Stated task » Tally the lines holding the string "enhancing" and reply with that number alone.

Data to use »
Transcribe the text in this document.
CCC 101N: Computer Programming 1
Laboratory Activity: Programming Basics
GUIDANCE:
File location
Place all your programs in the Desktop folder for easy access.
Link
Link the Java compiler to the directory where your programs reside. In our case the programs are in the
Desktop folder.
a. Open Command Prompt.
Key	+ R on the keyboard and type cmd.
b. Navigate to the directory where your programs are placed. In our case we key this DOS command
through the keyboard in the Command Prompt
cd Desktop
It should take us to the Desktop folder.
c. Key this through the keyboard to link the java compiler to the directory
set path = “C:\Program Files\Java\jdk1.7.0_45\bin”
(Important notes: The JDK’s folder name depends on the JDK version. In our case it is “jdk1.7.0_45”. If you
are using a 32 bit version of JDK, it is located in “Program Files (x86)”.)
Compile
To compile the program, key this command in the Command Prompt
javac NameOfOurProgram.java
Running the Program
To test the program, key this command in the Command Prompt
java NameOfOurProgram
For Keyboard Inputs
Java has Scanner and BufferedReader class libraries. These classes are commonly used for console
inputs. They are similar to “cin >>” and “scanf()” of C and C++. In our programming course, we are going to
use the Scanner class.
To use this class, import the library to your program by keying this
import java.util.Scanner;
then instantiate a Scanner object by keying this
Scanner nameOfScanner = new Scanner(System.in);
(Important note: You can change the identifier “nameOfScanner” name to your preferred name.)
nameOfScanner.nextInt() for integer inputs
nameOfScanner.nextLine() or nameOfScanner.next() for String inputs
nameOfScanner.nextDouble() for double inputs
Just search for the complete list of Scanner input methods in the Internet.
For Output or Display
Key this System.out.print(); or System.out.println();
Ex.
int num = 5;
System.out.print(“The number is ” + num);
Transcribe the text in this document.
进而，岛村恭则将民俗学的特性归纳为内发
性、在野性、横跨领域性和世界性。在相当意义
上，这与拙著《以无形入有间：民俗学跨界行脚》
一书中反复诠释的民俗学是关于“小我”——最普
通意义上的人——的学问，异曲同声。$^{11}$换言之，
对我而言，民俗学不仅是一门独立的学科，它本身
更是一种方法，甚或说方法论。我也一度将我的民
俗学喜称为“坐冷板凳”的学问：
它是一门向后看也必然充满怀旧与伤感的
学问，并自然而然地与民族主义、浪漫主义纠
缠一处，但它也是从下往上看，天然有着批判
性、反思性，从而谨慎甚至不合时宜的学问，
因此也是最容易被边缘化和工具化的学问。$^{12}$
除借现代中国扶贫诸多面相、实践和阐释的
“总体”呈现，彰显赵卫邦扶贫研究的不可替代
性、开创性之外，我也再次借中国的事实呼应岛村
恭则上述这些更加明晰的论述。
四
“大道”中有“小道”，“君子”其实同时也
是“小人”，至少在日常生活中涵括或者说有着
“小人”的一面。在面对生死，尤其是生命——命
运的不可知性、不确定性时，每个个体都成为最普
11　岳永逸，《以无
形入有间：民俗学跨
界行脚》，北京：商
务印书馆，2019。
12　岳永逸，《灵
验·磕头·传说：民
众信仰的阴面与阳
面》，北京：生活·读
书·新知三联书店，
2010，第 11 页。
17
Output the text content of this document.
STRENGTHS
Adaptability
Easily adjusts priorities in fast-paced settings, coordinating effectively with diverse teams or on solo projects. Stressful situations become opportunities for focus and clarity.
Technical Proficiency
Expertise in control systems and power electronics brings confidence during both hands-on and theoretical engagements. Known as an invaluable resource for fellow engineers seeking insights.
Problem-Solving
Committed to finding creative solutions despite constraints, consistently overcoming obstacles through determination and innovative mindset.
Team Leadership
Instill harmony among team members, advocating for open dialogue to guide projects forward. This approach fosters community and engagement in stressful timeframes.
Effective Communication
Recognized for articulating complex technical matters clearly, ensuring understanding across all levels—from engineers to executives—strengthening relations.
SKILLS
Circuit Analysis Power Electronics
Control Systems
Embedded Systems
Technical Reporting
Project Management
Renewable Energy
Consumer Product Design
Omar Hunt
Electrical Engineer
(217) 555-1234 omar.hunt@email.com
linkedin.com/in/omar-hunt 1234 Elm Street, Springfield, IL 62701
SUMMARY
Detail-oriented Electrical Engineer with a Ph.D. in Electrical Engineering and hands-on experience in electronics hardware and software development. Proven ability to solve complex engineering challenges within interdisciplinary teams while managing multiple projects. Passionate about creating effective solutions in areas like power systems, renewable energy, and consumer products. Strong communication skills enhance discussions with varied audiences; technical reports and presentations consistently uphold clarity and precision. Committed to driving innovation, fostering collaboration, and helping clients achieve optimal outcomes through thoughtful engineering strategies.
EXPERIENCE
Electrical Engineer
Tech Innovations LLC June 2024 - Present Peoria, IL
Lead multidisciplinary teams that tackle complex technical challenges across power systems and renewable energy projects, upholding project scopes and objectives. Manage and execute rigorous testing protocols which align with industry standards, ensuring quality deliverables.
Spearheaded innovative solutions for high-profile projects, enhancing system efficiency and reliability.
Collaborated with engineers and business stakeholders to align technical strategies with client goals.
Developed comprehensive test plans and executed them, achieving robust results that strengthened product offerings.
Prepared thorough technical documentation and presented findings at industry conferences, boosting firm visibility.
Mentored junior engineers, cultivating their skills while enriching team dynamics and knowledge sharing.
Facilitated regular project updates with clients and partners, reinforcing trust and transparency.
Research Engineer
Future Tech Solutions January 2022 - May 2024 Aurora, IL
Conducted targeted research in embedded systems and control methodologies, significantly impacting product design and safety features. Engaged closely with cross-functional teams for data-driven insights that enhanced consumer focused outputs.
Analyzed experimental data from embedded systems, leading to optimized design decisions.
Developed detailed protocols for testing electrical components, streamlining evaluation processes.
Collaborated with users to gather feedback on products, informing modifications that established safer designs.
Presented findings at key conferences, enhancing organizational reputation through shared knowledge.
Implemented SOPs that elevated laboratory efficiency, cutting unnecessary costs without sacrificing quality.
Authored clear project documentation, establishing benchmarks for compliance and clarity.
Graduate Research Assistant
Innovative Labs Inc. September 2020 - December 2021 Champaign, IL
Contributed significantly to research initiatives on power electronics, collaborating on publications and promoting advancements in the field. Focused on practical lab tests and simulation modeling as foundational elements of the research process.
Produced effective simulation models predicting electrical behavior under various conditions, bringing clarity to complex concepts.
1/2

Problem solution » 2